** Start **
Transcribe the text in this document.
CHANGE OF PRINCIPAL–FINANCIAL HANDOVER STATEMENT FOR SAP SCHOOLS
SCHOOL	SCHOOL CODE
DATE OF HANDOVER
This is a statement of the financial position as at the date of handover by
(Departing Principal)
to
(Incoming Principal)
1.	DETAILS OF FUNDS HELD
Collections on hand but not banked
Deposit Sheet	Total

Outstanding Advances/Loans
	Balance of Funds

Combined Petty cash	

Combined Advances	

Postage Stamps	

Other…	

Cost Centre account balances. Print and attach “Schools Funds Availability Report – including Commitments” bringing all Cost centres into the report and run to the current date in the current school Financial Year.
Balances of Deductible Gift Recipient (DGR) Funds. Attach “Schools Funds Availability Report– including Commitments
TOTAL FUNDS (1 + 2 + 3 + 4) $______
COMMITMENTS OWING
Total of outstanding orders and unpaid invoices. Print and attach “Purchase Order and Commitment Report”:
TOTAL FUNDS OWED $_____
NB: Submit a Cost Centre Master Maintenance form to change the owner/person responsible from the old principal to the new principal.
** End **
** Start **
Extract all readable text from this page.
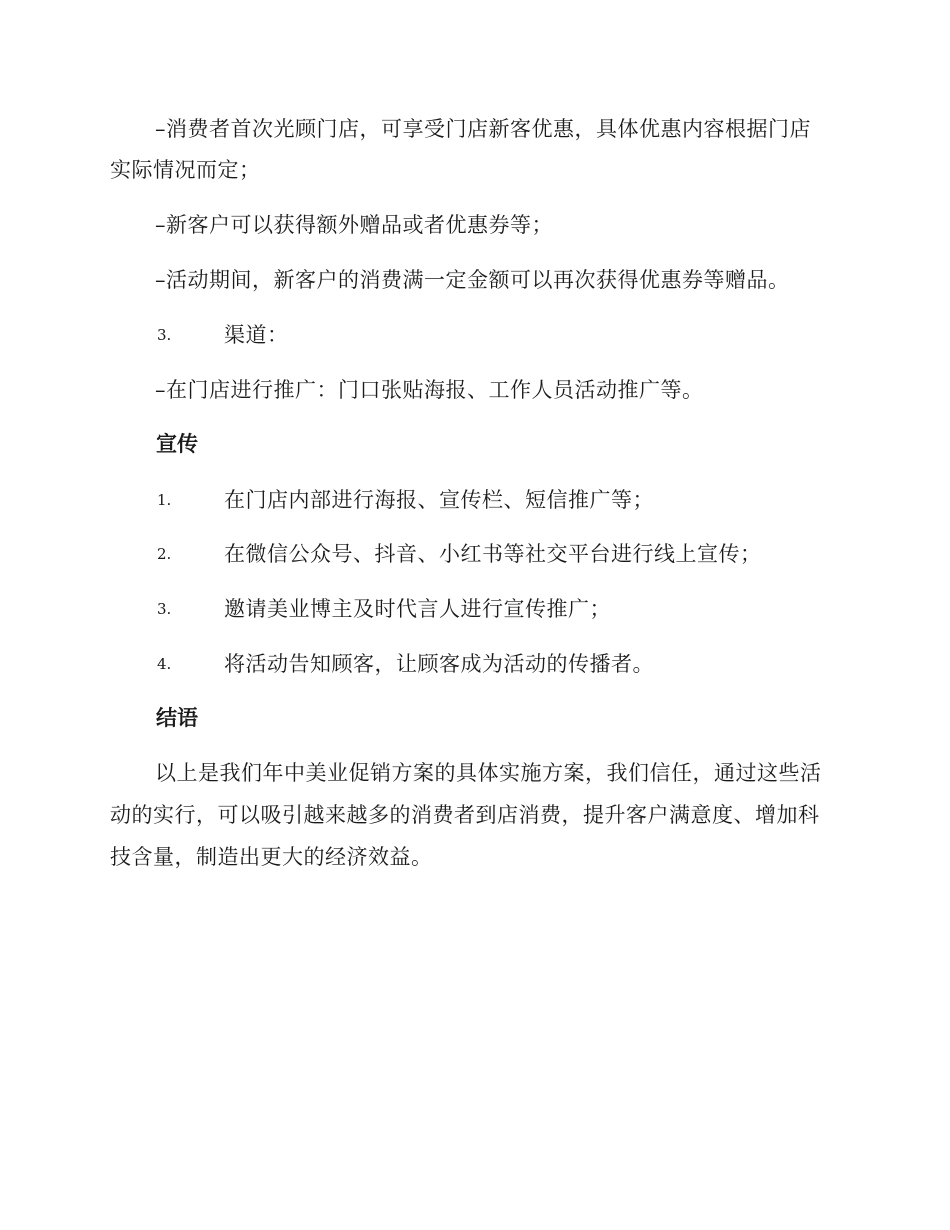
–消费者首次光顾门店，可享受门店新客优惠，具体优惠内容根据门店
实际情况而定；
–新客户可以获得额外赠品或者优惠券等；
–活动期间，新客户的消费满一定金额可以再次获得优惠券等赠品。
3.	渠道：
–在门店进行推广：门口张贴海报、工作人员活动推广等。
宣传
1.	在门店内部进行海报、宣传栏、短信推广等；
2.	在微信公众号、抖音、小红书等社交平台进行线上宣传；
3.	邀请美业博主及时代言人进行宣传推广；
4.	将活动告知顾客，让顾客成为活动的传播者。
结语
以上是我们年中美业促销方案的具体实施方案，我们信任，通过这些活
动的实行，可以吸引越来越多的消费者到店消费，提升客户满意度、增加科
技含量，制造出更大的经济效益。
** End **
* _Your goal_: Using the records given above, list every line that includes the word "Print".

* _Problem solution_:
Cost Centre account balances. Print and attach “Schools Funds Availability Report – including Commitments” bringing all Cost centres into the report and run to the current date in the current school Financial Year.
Total of outstanding orders and unpaid invoices. Print and attach “Purchase Order and Commitment Report”:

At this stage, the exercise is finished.